**WHAT IS NEEDED**
Below are the records. Gather each line that holds "nálepka".

----

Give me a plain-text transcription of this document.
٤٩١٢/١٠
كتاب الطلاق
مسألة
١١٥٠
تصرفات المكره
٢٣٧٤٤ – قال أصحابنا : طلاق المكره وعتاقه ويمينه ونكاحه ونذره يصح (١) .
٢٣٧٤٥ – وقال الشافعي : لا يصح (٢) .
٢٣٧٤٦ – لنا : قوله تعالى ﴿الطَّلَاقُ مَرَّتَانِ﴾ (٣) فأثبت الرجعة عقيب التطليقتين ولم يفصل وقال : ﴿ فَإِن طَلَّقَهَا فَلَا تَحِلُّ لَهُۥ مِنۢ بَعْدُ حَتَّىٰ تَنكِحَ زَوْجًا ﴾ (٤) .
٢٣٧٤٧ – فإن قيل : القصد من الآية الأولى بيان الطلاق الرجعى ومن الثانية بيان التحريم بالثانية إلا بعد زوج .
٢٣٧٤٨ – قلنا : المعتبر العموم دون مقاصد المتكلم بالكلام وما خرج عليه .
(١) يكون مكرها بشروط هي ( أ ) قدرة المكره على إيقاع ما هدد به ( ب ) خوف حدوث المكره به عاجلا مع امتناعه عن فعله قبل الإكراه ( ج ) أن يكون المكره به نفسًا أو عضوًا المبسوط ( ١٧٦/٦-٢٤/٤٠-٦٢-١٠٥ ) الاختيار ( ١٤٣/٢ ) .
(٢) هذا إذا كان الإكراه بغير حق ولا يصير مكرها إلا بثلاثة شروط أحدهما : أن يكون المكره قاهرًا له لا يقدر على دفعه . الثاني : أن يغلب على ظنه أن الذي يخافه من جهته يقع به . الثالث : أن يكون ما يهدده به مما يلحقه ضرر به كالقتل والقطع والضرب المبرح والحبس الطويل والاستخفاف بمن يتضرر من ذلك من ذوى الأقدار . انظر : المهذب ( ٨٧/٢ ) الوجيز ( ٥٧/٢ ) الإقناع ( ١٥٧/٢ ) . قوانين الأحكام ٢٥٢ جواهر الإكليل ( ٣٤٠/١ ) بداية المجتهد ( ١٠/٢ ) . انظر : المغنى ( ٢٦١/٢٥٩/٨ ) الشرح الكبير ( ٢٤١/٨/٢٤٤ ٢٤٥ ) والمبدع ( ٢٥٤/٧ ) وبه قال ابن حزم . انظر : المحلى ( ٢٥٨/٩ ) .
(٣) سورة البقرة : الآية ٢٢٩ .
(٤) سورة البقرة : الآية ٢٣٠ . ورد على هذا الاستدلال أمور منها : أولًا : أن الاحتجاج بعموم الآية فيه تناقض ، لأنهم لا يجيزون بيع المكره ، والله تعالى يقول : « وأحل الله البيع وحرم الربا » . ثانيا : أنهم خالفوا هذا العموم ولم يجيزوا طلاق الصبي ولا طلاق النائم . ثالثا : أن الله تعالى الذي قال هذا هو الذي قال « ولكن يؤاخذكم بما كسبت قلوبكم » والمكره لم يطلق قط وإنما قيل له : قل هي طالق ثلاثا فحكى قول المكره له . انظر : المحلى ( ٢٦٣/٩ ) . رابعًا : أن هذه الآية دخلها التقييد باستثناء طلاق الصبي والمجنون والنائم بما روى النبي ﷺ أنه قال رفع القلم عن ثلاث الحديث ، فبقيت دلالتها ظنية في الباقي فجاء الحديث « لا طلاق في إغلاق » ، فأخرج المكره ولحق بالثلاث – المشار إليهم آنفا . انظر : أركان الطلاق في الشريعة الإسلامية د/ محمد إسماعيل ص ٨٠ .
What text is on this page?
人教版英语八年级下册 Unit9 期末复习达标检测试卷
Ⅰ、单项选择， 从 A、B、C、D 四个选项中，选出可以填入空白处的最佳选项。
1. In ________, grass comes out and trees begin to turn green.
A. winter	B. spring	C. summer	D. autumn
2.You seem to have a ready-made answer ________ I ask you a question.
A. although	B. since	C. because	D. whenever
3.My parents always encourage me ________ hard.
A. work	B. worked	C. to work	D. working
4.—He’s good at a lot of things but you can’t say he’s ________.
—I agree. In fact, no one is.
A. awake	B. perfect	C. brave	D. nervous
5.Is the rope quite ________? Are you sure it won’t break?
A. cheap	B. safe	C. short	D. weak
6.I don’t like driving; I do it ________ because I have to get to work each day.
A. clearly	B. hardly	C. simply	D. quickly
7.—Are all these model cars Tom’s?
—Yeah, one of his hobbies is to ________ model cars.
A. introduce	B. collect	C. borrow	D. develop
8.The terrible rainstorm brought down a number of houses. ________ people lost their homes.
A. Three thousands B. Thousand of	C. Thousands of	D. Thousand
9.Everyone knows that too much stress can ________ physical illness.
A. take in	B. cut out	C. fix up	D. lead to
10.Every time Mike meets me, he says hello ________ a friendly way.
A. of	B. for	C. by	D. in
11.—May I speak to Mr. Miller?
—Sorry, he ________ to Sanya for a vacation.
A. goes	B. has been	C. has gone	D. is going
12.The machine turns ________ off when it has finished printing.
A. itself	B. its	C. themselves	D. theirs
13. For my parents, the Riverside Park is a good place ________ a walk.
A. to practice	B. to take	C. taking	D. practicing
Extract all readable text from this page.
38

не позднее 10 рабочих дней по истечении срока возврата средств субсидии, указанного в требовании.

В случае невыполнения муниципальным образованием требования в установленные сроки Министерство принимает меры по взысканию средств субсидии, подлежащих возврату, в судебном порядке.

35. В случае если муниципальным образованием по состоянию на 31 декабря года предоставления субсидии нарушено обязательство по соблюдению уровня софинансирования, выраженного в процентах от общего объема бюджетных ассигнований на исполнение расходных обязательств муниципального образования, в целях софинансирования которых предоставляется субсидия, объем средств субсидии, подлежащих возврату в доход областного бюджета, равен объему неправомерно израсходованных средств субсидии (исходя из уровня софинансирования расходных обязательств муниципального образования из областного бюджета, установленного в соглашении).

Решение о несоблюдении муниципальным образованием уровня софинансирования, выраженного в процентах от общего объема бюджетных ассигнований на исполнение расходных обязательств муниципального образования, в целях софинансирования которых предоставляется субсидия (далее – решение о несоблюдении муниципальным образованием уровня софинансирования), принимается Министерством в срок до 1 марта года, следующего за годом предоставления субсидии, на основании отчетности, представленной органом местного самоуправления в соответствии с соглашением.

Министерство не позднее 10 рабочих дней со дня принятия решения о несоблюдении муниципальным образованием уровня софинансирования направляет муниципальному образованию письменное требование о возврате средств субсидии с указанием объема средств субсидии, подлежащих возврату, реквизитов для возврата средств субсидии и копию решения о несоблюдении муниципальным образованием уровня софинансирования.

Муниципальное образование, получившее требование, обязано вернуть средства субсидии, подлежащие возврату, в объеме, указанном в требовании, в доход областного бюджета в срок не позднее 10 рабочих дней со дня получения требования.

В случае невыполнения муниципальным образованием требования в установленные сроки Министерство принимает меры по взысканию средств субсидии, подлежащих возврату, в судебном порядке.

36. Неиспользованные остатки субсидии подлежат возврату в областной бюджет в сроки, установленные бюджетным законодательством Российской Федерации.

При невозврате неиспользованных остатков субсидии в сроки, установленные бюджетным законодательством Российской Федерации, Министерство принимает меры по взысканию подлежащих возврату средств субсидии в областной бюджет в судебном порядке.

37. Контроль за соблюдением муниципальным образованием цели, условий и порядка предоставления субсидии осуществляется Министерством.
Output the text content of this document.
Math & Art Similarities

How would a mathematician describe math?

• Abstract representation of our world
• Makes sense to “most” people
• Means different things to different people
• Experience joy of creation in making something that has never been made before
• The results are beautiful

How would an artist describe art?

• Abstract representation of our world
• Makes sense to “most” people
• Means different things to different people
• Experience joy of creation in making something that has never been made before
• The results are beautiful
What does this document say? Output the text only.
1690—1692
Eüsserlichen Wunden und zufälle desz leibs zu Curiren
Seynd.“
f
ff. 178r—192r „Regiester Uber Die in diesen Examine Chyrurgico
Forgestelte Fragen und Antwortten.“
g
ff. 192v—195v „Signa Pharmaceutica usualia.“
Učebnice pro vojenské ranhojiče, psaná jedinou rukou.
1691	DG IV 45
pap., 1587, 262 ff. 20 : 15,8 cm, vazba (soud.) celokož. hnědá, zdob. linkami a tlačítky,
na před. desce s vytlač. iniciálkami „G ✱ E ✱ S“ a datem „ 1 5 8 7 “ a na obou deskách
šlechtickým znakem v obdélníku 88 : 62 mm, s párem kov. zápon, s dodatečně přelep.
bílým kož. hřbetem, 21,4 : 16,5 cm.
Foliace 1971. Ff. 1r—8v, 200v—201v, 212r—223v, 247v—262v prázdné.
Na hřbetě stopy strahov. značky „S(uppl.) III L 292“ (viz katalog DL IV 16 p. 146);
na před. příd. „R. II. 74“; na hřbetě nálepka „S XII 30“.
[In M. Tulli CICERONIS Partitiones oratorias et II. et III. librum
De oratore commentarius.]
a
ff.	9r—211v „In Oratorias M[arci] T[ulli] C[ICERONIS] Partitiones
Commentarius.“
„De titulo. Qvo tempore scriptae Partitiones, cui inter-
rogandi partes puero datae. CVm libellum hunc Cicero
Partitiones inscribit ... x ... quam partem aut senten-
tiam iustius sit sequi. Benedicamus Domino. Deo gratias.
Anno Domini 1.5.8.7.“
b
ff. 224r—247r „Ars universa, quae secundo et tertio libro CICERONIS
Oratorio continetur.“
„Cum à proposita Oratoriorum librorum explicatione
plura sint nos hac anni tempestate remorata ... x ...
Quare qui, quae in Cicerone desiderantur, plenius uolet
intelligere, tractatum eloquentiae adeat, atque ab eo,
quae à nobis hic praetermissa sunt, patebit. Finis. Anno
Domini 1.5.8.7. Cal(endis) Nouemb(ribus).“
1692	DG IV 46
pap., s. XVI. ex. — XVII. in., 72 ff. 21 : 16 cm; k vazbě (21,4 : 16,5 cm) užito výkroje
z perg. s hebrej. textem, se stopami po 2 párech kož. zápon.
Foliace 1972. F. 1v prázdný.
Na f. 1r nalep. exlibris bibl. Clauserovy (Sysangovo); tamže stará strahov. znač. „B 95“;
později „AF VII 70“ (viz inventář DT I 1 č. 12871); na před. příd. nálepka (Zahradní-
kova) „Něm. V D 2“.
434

----

**FINISHED EXERCISE**
na před. příd. „R. II. 74“; na hřbetě nálepka „S XII 30“.
později „AF VII 70“ (viz inventář DT I 1 č. 12871); na před. příd. nálepka (Zahradní-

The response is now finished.